Say the number of lines containing the string "отгрузке", and say nothing else.

**** Records supplied ****

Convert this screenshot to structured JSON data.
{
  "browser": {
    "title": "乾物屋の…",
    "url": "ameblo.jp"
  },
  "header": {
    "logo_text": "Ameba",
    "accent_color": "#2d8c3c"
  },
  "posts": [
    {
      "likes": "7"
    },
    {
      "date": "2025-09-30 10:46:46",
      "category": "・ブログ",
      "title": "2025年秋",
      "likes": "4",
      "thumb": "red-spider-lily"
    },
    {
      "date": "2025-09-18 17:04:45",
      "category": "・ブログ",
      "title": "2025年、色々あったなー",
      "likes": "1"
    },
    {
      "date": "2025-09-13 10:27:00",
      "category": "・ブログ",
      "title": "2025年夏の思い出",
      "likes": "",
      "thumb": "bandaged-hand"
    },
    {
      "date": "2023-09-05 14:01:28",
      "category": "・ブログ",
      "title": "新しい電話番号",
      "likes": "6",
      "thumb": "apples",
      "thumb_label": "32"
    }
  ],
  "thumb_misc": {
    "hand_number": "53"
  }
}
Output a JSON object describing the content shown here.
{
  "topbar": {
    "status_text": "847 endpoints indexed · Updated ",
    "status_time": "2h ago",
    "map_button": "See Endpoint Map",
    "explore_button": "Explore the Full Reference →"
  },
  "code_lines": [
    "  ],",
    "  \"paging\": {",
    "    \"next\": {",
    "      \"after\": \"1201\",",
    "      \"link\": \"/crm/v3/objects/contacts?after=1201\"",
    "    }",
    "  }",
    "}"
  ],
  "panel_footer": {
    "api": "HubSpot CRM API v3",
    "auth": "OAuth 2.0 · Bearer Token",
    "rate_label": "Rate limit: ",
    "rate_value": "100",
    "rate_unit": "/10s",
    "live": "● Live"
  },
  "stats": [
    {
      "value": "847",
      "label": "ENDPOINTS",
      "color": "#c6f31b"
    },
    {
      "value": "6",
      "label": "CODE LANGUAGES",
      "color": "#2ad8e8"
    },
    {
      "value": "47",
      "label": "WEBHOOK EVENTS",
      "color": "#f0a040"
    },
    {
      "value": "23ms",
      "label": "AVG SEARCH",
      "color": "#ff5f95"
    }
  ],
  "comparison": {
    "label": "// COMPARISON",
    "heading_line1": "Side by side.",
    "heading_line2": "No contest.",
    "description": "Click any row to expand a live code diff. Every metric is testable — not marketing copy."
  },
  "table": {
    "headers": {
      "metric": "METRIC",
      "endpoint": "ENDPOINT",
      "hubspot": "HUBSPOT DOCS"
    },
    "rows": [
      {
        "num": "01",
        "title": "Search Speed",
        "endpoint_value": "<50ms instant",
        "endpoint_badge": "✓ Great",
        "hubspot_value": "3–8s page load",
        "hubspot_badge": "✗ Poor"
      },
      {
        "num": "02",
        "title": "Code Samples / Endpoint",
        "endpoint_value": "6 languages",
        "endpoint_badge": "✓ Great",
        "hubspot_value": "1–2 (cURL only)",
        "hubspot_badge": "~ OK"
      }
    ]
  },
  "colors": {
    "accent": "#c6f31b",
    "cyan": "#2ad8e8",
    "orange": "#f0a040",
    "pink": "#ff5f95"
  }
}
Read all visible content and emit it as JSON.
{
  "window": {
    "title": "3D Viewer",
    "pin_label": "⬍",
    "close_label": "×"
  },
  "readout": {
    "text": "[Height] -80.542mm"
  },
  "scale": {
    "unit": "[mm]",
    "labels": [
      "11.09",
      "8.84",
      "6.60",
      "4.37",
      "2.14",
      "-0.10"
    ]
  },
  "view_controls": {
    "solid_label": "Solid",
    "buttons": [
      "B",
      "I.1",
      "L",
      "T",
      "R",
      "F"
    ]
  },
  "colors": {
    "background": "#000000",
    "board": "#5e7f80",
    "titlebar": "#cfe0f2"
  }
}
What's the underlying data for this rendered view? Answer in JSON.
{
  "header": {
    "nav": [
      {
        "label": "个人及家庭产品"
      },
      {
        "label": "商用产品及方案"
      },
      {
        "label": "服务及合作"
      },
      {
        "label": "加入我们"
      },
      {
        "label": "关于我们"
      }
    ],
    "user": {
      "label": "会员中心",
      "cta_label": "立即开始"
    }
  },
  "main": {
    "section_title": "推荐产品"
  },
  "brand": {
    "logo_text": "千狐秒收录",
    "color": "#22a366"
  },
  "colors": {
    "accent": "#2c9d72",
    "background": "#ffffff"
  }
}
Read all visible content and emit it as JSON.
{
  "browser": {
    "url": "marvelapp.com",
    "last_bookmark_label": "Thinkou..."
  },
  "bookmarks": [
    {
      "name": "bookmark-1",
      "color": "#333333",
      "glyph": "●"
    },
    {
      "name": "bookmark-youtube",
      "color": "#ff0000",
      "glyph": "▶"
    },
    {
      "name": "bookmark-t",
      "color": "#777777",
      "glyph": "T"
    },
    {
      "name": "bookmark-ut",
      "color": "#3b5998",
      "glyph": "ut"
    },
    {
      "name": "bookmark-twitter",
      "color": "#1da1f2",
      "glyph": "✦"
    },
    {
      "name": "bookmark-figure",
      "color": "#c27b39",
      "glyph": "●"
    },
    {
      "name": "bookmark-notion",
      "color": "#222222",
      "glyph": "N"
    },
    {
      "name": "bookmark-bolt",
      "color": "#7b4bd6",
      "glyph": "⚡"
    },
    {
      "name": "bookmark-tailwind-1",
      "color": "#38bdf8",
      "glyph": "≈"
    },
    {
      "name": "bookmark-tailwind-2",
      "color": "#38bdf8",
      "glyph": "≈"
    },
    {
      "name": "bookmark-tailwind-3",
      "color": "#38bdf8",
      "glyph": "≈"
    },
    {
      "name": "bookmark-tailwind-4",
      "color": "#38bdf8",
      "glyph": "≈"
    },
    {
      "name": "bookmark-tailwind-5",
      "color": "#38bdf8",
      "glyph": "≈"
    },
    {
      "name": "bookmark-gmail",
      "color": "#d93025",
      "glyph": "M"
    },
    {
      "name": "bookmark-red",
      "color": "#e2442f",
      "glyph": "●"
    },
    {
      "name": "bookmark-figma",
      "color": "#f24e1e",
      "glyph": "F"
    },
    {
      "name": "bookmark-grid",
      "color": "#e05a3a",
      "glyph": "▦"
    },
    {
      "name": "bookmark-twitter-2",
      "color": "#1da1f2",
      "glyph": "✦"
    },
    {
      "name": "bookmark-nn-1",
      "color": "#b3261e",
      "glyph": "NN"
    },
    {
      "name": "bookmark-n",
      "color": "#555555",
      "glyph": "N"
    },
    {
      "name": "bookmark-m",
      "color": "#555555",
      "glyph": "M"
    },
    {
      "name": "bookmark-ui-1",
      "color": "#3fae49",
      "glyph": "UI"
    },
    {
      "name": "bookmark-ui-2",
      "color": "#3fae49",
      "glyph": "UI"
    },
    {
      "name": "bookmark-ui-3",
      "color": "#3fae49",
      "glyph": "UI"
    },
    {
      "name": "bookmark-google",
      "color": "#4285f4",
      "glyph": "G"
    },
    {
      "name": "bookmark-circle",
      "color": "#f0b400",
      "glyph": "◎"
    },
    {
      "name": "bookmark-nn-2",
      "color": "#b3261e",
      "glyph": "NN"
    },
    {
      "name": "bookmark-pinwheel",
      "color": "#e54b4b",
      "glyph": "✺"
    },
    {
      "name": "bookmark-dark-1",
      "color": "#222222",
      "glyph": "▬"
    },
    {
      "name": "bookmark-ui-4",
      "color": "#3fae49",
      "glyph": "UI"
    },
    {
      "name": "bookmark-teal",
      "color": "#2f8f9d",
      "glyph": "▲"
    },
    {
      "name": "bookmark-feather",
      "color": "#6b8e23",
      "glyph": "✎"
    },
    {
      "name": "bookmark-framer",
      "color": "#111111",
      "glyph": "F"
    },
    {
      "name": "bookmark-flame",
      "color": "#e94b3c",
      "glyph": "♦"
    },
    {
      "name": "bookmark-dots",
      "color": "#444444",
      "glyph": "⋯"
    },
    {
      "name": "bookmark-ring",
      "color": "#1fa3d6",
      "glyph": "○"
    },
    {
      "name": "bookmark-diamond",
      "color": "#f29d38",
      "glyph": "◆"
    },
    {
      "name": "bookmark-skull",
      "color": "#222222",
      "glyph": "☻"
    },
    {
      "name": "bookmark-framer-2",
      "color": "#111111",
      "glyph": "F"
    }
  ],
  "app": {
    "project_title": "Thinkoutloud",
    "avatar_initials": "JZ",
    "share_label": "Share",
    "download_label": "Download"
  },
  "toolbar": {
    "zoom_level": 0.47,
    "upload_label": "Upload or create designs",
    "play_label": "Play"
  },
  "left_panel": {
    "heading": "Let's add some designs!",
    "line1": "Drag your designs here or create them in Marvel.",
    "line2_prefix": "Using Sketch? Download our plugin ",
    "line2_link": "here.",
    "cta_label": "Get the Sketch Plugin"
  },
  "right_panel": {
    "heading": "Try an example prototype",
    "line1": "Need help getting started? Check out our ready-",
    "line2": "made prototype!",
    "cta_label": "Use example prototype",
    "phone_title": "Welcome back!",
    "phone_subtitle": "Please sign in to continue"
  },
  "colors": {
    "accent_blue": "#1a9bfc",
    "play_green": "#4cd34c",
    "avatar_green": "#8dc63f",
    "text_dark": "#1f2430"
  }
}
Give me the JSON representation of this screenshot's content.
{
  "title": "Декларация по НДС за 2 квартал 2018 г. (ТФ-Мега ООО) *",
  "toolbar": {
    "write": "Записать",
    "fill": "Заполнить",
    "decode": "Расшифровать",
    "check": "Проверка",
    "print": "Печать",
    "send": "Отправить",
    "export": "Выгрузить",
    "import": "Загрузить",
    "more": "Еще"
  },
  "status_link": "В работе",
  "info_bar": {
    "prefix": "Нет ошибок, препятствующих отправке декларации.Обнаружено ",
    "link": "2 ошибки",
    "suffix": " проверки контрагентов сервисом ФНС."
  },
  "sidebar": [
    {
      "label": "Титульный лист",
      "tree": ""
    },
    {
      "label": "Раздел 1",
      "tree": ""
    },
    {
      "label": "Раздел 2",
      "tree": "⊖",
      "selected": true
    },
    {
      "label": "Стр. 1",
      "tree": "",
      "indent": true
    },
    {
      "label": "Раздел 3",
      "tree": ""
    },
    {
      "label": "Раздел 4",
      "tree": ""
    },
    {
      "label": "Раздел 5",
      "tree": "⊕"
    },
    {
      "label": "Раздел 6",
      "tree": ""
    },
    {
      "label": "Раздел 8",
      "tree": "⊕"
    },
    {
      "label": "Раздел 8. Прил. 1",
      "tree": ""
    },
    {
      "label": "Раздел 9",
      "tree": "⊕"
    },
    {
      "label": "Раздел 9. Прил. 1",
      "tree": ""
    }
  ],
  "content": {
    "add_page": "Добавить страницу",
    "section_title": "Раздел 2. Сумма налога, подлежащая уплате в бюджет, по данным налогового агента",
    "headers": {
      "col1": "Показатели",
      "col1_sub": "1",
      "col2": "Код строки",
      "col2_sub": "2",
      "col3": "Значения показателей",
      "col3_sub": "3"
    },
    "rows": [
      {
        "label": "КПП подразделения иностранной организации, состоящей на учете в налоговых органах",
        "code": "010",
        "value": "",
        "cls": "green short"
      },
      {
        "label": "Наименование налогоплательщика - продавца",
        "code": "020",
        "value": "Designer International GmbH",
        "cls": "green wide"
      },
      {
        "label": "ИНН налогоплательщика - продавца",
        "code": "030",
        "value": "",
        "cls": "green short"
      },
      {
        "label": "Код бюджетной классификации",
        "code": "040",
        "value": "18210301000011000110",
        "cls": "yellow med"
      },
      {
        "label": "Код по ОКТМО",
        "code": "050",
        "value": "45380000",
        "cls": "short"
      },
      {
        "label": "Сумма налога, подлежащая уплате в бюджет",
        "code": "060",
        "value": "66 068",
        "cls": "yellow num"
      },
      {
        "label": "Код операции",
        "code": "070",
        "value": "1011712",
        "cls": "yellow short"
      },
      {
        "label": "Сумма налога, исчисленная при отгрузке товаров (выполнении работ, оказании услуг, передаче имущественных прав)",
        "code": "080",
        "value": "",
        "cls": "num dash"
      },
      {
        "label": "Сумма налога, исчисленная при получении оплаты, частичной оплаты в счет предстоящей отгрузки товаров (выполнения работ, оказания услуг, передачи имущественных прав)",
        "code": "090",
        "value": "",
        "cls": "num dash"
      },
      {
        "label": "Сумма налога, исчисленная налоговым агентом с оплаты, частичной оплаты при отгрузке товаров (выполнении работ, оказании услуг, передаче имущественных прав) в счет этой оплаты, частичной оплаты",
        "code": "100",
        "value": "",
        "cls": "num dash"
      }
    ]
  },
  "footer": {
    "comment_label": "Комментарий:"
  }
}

****

» **Result of this exercise**
2